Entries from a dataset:

○ ○ ○

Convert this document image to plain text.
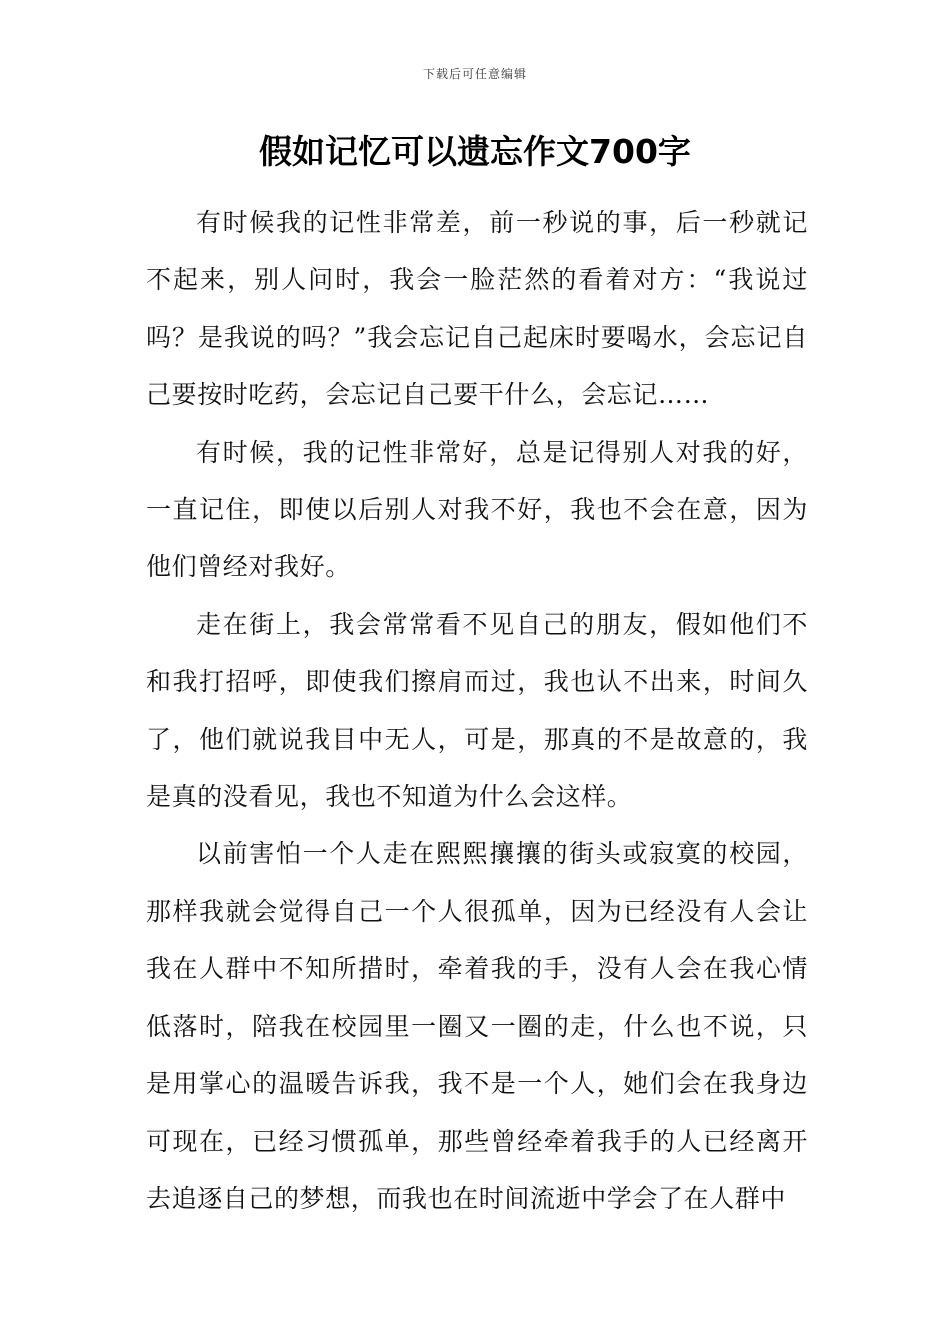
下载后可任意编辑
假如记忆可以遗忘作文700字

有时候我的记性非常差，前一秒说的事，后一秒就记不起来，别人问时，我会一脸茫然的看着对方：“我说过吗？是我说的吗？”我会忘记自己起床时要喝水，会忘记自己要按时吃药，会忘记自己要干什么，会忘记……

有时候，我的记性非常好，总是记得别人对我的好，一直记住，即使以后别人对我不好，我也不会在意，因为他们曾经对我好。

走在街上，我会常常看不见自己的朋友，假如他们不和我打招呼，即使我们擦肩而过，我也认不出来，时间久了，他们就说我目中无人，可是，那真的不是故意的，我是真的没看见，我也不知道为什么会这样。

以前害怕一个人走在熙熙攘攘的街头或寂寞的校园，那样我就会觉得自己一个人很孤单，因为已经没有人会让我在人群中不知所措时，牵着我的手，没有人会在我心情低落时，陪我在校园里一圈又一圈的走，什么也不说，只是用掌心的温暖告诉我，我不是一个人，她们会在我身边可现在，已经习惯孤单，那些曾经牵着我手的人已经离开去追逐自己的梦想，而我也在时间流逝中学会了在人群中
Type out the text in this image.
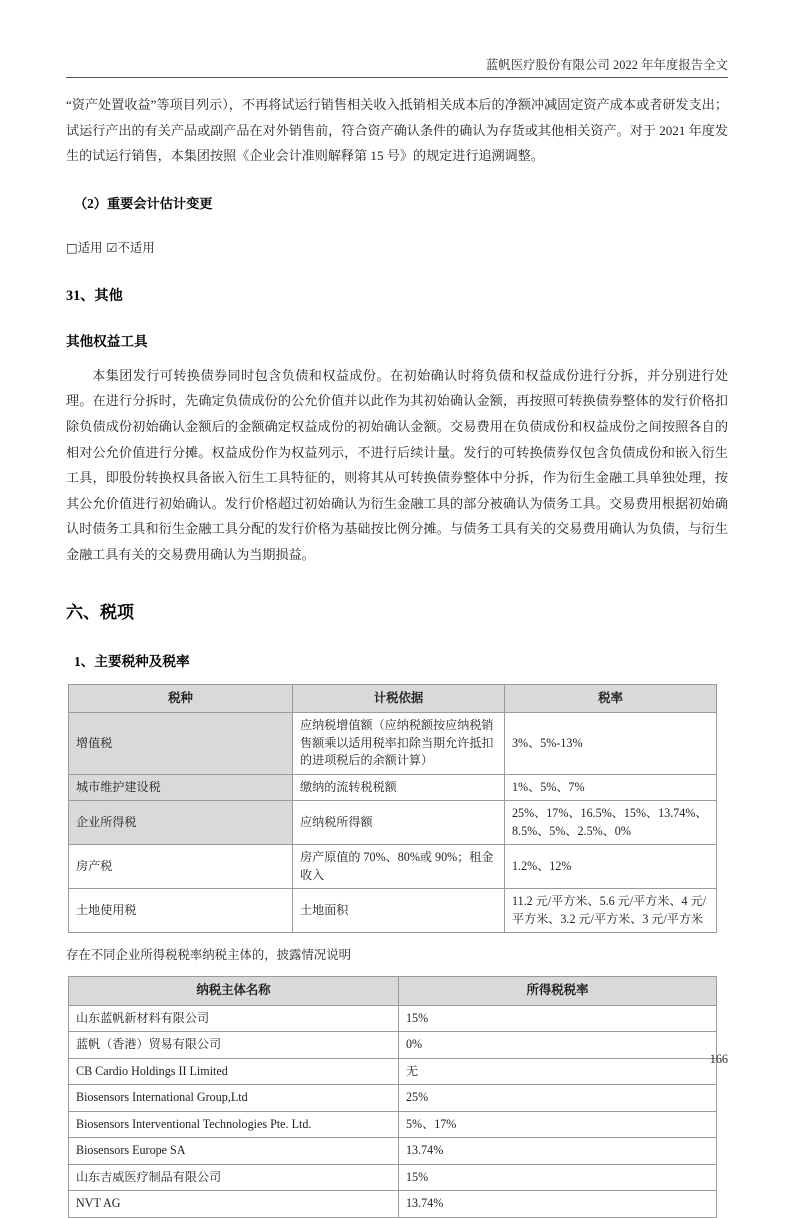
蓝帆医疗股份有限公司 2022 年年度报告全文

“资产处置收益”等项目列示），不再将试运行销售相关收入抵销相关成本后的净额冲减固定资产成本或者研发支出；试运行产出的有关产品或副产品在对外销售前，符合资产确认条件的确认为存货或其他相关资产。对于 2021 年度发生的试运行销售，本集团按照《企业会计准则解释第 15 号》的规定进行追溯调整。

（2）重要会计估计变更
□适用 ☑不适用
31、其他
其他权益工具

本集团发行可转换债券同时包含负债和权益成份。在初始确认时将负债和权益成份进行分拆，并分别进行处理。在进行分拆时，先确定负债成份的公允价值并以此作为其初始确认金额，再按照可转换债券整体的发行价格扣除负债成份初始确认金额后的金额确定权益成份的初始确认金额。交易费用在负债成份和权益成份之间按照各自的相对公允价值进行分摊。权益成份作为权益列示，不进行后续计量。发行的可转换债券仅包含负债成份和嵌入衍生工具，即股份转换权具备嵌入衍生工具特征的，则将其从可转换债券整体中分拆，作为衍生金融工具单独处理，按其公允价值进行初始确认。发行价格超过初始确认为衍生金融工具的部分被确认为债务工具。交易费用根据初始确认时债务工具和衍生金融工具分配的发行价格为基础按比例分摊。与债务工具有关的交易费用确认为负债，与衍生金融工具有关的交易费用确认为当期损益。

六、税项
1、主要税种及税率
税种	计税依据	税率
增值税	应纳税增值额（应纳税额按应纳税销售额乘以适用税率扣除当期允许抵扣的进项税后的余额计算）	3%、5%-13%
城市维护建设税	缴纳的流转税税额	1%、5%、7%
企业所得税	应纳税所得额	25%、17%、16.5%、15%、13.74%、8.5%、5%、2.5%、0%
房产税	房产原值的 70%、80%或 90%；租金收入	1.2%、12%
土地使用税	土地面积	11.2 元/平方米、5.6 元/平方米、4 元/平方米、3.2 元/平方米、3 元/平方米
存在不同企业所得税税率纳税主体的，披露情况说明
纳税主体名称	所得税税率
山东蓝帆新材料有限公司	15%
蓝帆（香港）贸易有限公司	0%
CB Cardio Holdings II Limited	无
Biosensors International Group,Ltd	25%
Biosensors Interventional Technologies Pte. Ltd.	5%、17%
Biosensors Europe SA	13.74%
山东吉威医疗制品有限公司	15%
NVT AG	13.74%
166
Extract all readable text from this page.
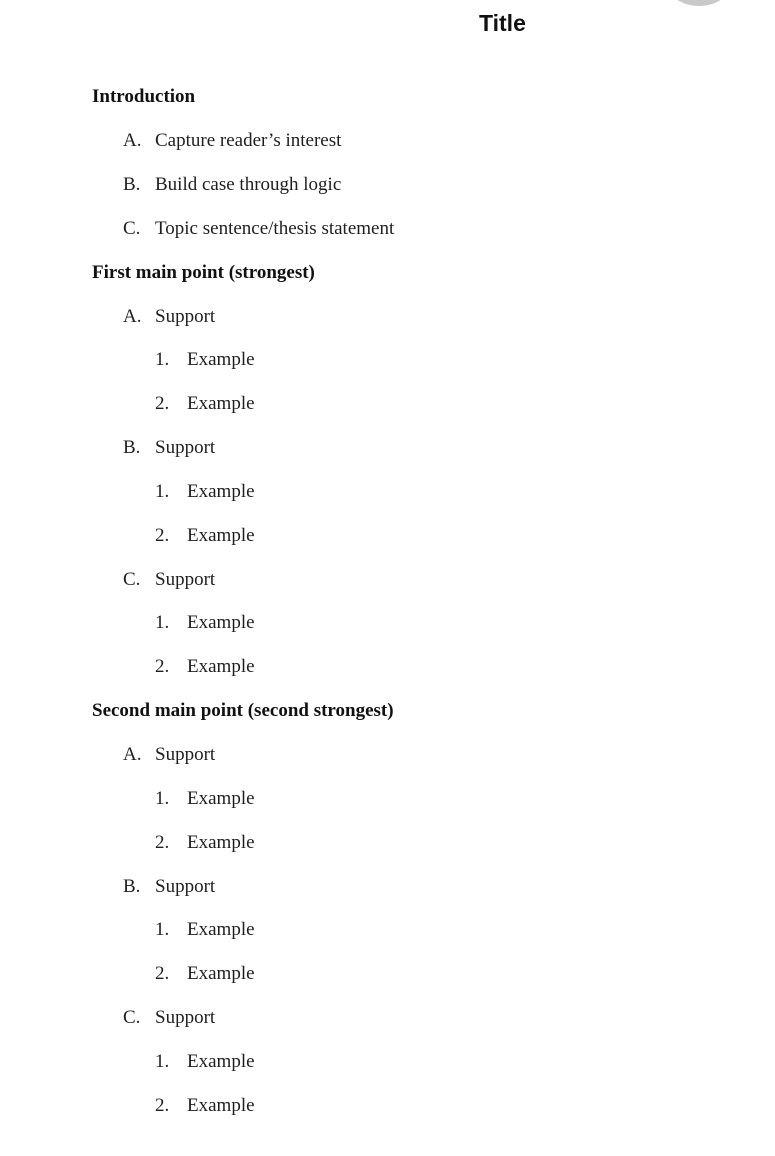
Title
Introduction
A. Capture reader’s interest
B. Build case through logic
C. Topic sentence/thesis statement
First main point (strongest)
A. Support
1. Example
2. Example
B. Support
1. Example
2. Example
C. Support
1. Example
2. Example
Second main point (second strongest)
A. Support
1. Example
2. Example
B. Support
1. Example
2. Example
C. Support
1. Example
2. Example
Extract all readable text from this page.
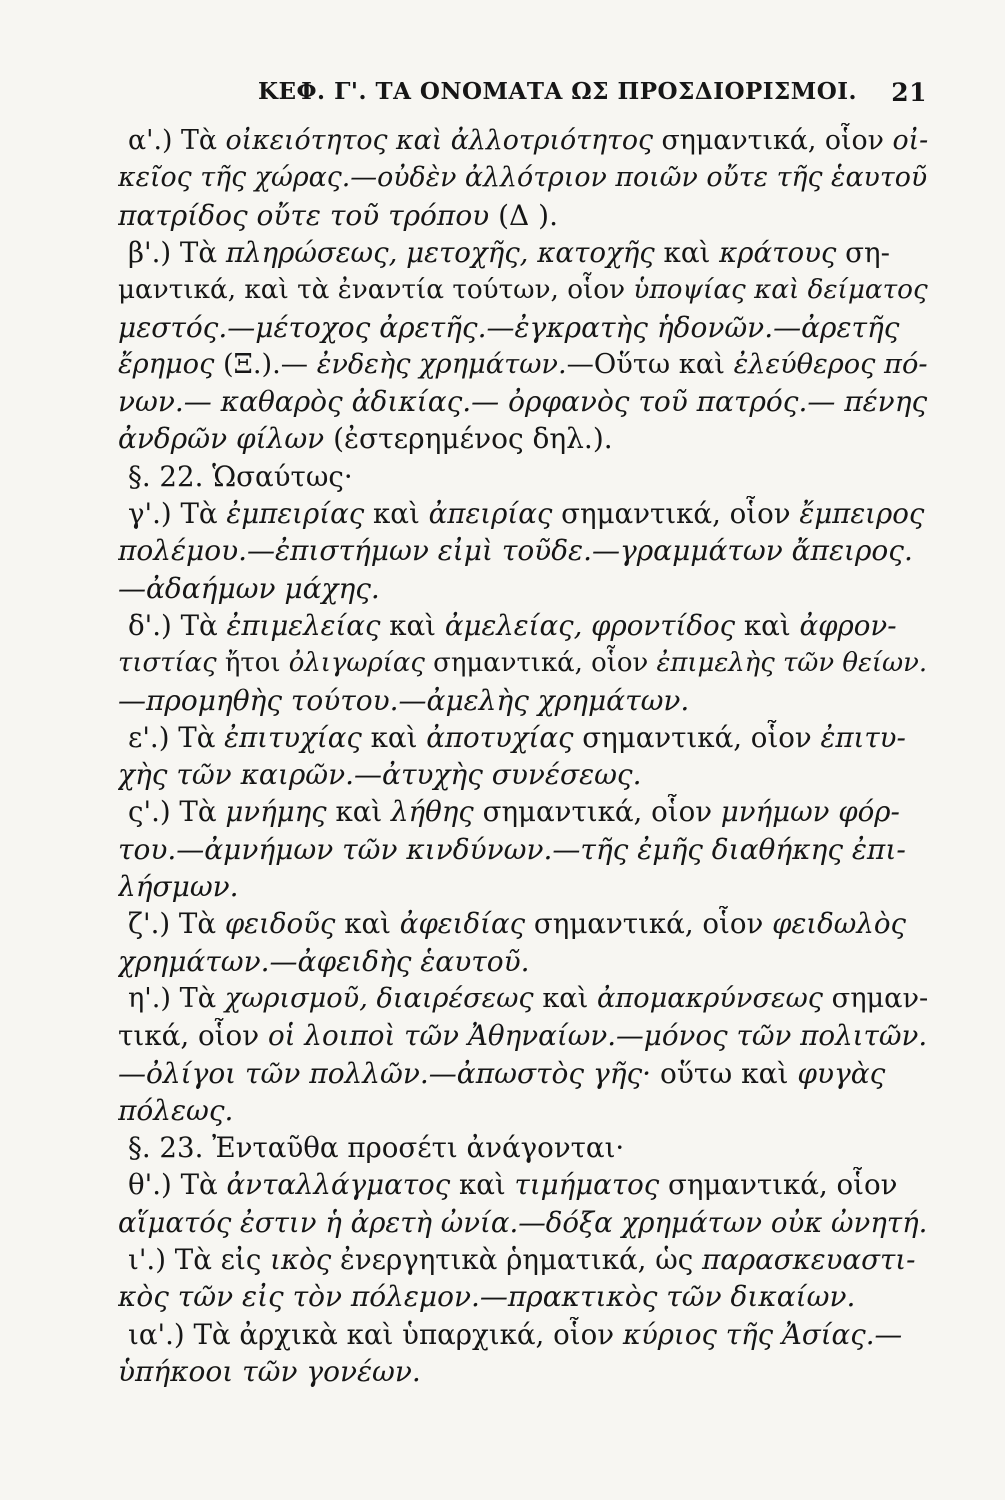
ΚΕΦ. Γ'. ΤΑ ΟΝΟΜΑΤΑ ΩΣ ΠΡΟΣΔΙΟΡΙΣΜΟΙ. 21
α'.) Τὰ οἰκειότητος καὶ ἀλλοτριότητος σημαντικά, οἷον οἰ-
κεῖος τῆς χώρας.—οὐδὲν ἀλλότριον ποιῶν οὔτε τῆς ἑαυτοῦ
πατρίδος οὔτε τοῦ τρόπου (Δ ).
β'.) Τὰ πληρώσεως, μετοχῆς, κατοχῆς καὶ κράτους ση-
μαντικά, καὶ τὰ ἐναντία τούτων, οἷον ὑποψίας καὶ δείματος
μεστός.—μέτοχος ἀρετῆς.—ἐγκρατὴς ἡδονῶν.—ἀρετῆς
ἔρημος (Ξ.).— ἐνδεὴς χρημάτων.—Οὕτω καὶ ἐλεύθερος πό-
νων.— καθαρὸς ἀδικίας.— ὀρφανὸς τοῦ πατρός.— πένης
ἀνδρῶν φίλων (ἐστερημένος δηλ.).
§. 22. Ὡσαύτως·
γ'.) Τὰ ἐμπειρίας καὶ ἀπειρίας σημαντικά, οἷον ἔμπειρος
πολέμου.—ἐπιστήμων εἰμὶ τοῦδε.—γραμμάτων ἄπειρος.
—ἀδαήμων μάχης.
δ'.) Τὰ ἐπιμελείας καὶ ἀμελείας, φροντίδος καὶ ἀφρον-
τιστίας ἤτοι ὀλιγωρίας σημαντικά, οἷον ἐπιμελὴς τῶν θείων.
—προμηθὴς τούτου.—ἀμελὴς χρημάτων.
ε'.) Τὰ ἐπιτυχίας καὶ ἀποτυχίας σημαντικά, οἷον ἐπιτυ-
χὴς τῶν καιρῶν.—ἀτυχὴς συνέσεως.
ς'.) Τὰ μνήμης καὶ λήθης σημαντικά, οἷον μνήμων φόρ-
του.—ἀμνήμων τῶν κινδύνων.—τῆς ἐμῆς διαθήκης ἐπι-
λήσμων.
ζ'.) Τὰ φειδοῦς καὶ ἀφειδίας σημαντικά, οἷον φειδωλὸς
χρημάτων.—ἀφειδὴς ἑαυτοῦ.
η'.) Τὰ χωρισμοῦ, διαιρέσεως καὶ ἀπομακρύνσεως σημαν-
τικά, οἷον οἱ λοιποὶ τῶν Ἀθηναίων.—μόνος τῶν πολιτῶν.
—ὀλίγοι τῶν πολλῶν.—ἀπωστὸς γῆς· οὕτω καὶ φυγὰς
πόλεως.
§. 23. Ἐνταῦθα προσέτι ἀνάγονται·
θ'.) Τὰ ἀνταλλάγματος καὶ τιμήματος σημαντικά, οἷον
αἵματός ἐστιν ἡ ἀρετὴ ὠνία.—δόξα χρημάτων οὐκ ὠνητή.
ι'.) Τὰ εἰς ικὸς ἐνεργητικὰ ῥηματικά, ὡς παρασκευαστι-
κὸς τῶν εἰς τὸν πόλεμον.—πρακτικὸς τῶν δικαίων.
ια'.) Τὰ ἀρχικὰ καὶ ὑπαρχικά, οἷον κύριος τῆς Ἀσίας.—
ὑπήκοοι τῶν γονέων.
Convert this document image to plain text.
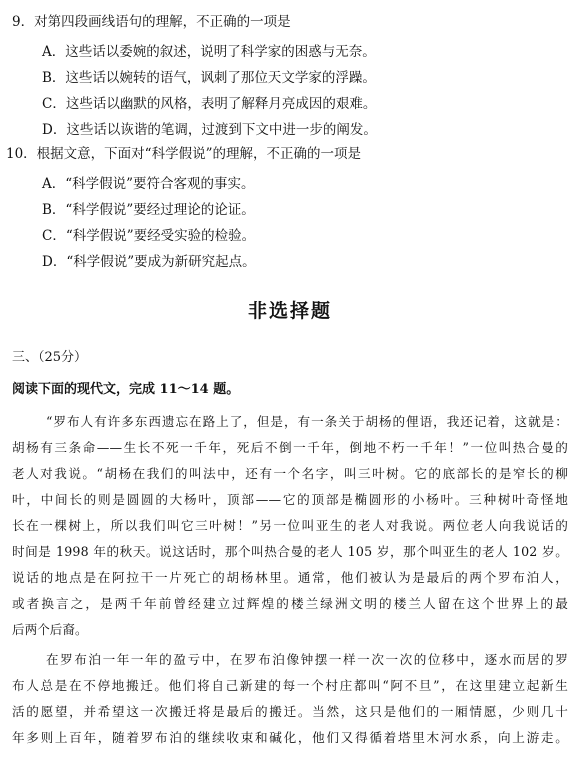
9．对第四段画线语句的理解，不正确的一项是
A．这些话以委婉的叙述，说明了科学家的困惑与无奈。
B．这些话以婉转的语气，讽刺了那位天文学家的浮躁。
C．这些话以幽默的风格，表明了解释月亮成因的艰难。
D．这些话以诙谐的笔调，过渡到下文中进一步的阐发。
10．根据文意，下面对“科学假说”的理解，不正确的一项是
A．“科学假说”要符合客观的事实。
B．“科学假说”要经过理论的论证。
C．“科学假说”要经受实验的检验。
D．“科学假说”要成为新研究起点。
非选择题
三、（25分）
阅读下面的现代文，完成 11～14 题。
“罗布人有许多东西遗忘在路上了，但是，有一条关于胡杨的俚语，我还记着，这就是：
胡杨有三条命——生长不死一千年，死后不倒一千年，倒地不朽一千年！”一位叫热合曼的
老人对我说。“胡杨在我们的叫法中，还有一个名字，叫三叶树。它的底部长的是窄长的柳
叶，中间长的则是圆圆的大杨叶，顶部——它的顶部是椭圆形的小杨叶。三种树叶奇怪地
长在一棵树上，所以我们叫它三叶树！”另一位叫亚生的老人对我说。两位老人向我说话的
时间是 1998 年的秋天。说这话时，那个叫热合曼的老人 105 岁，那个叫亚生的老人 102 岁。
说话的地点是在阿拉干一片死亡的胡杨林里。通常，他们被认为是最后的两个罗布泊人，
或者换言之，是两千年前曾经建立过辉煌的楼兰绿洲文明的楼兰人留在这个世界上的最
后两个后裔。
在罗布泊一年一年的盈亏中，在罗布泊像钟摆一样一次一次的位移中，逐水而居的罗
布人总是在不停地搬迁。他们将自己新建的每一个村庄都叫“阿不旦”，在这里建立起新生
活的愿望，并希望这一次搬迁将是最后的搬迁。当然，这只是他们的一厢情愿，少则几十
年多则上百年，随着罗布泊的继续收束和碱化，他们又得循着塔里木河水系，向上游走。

○ ○ ○

What the task asks:
Find the lines with the string "Biosensors" and reproduce them.

Result of this exercise:
Biosensors International Group,Ltd	25%
Biosensors Interventional Technologies Pte. Ltd.	5%、17%
Biosensors Europe SA	13.74%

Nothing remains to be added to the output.